### What the task requires
The records that follow need to be output exactly as they are.

### Given data
— begin —
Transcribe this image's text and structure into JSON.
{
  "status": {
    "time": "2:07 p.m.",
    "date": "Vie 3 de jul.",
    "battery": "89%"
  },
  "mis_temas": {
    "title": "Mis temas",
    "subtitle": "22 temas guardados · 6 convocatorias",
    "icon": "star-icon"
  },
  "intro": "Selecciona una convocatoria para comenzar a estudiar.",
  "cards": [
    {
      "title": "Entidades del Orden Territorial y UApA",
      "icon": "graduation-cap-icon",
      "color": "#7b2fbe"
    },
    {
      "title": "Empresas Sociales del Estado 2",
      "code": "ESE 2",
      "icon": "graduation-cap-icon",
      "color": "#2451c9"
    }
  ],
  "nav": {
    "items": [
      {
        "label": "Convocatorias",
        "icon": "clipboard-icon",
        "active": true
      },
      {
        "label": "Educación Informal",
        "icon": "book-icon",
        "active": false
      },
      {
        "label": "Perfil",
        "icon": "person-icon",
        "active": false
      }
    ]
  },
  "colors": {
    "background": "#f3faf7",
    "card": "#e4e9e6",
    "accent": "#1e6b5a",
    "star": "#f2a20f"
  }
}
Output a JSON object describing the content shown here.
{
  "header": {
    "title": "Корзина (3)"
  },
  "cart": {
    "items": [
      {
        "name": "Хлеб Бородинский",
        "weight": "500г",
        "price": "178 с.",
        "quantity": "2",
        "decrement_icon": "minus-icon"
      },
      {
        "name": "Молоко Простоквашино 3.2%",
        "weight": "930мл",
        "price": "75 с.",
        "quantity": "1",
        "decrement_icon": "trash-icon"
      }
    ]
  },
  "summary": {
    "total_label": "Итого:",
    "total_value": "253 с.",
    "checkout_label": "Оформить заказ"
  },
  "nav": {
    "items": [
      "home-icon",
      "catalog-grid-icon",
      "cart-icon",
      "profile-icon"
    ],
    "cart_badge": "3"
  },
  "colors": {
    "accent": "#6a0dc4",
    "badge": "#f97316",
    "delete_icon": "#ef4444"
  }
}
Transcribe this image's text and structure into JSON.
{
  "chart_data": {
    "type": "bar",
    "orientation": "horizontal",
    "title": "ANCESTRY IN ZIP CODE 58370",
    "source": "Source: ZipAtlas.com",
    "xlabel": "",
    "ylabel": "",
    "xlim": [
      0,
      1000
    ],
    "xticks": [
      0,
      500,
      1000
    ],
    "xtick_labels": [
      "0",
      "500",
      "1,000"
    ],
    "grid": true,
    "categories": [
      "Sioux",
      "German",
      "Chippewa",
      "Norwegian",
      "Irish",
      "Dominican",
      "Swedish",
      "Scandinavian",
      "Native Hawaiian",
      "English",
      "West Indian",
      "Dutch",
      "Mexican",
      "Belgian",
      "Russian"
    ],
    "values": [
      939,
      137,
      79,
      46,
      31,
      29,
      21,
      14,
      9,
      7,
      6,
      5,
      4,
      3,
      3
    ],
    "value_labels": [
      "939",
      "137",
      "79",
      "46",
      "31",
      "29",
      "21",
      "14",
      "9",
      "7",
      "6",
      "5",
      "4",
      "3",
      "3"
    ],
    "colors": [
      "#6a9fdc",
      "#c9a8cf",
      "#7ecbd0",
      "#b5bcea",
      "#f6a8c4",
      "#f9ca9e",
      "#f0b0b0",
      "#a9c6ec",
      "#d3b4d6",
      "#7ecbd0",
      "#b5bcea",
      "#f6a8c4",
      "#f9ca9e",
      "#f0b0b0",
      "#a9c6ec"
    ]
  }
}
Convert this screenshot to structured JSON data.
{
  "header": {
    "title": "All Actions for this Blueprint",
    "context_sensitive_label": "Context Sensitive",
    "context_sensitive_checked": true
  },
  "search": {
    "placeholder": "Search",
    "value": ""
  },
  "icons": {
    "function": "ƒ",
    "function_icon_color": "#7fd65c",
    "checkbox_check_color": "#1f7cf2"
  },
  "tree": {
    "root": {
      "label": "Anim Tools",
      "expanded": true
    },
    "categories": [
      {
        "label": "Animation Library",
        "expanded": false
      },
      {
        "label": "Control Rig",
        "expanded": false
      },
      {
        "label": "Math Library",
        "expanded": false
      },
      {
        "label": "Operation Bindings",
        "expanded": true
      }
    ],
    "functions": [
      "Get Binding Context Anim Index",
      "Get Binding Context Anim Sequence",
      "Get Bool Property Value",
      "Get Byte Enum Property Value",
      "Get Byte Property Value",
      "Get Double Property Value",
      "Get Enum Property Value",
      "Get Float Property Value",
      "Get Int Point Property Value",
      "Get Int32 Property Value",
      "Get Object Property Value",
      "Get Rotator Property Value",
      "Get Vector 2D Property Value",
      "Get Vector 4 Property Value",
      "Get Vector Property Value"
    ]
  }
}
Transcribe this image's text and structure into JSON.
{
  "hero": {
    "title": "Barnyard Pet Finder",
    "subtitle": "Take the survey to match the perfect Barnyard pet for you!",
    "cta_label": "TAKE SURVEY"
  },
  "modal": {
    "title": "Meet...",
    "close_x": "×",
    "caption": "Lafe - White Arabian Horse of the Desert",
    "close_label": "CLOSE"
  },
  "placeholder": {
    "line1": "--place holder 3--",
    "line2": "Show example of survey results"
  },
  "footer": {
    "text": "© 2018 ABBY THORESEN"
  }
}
— end —
### Correct answer
Transcribe this image's text and structure into JSON.
{
  "status": {
    "time": "2:07 p.m.",
    "date": "Vie 3 de jul.",
    "battery": "89%"
  },
  "mis_temas": {
    "title": "Mis temas",
    "subtitle": "22 temas guardados · 6 convocatorias",
    "icon": "star-icon"
  },
  "intro": "Selecciona una convocatoria para comenzar a estudiar.",
  "cards": [
    {
      "title": "Entidades del Orden Territorial y UApA",
      "icon": "graduation-cap-icon",
      "color": "#7b2fbe"
    },
    {
      "title": "Empresas Sociales del Estado 2",
      "code": "ESE 2",
      "icon": "graduation-cap-icon",
      "color": "#2451c9"
    }
  ],
  "nav": {
    "items": [
      {
        "label": "Convocatorias",
        "icon": "clipboard-icon",
        "active": true
      },
      {
        "label": "Educación Informal",
        "icon": "book-icon",
        "active": false
      },
      {
        "label": "Perfil",
        "icon": "person-icon",
        "active": false
      }
    ]
  },
  "colors": {
    "background": "#f3faf7",
    "card": "#e4e9e6",
    "accent": "#1e6b5a",
    "star": "#f2a20f"
  }
}
Output a JSON object describing the content shown here.
{
  "header": {
    "title": "Корзина (3)"
  },
  "cart": {
    "items": [
      {
        "name": "Хлеб Бородинский",
        "weight": "500г",
        "price": "178 с.",
        "quantity": "2",
        "decrement_icon": "minus-icon"
      },
      {
        "name": "Молоко Простоквашино 3.2%",
        "weight": "930мл",
        "price": "75 с.",
        "quantity": "1",
        "decrement_icon": "trash-icon"
      }
    ]
  },
  "summary": {
    "total_label": "Итого:",
    "total_value": "253 с.",
    "checkout_label": "Оформить заказ"
  },
  "nav": {
    "items": [
      "home-icon",
      "catalog-grid-icon",
      "cart-icon",
      "profile-icon"
    ],
    "cart_badge": "3"
  },
  "colors": {
    "accent": "#6a0dc4",
    "badge": "#f97316",
    "delete_icon": "#ef4444"
  }
}
Transcribe this image's text and structure into JSON.
{
  "chart_data": {
    "type": "bar",
    "orientation": "horizontal",
    "title": "ANCESTRY IN ZIP CODE 58370",
    "source": "Source: ZipAtlas.com",
    "xlabel": "",
    "ylabel": "",
    "xlim": [
      0,
      1000
    ],
    "xticks": [
      0,
      500,
      1000
    ],
    "xtick_labels": [
      "0",
      "500",
      "1,000"
    ],
    "grid": true,
    "categories": [
      "Sioux",
      "German",
      "Chippewa",
      "Norwegian",
      "Irish",
      "Dominican",
      "Swedish",
      "Scandinavian",
      "Native Hawaiian",
      "English",
      "West Indian",
      "Dutch",
      "Mexican",
      "Belgian",
      "Russian"
    ],
    "values": [
      939,
      137,
      79,
      46,
      31,
      29,
      21,
      14,
      9,
      7,
      6,
      5,
      4,
      3,
      3
    ],
    "value_labels": [
      "939",
      "137",
      "79",
      "46",
      "31",
      "29",
      "21",
      "14",
      "9",
      "7",
      "6",
      "5",
      "4",
      "3",
      "3"
    ],
    "colors": [
      "#6a9fdc",
      "#c9a8cf",
      "#7ecbd0",
      "#b5bcea",
      "#f6a8c4",
      "#f9ca9e",
      "#f0b0b0",
      "#a9c6ec",
      "#d3b4d6",
      "#7ecbd0",
      "#b5bcea",
      "#f6a8c4",
      "#f9ca9e",
      "#f0b0b0",
      "#a9c6ec"
    ]
  }
}
Convert this screenshot to structured JSON data.
{
  "header": {
    "title": "All Actions for this Blueprint",
    "context_sensitive_label": "Context Sensitive",
    "context_sensitive_checked": true
  },
  "search": {
    "placeholder": "Search",
    "value": ""
  },
  "icons": {
    "function": "ƒ",
    "function_icon_color": "#7fd65c",
    "checkbox_check_color": "#1f7cf2"
  },
  "tree": {
    "root": {
      "label": "Anim Tools",
      "expanded": true
    },
    "categories": [
      {
        "label": "Animation Library",
        "expanded": false
      },
      {
        "label": "Control Rig",
        "expanded": false
      },
      {
        "label": "Math Library",
        "expanded": false
      },
      {
        "label": "Operation Bindings",
        "expanded": true
      }
    ],
    "functions": [
      "Get Binding Context Anim Index",
      "Get Binding Context Anim Sequence",
      "Get Bool Property Value",
      "Get Byte Enum Property Value",
      "Get Byte Property Value",
      "Get Double Property Value",
      "Get Enum Property Value",
      "Get Float Property Value",
      "Get Int Point Property Value",
      "Get Int32 Property Value",
      "Get Object Property Value",
      "Get Rotator Property Value",
      "Get Vector 2D Property Value",
      "Get Vector 4 Property Value",
      "Get Vector Property Value"
    ]
  }
}
Transcribe this image's text and structure into JSON.
{
  "hero": {
    "title": "Barnyard Pet Finder",
    "subtitle": "Take the survey to match the perfect Barnyard pet for you!",
    "cta_label": "TAKE SURVEY"
  },
  "modal": {
    "title": "Meet...",
    "close_x": "×",
    "caption": "Lafe - White Arabian Horse of the Desert",
    "close_label": "CLOSE"
  },
  "placeholder": {
    "line1": "--place holder 3--",
    "line2": "Show example of survey results"
  },
  "footer": {
    "text": "© 2018 ABBY THORESEN"
  }
}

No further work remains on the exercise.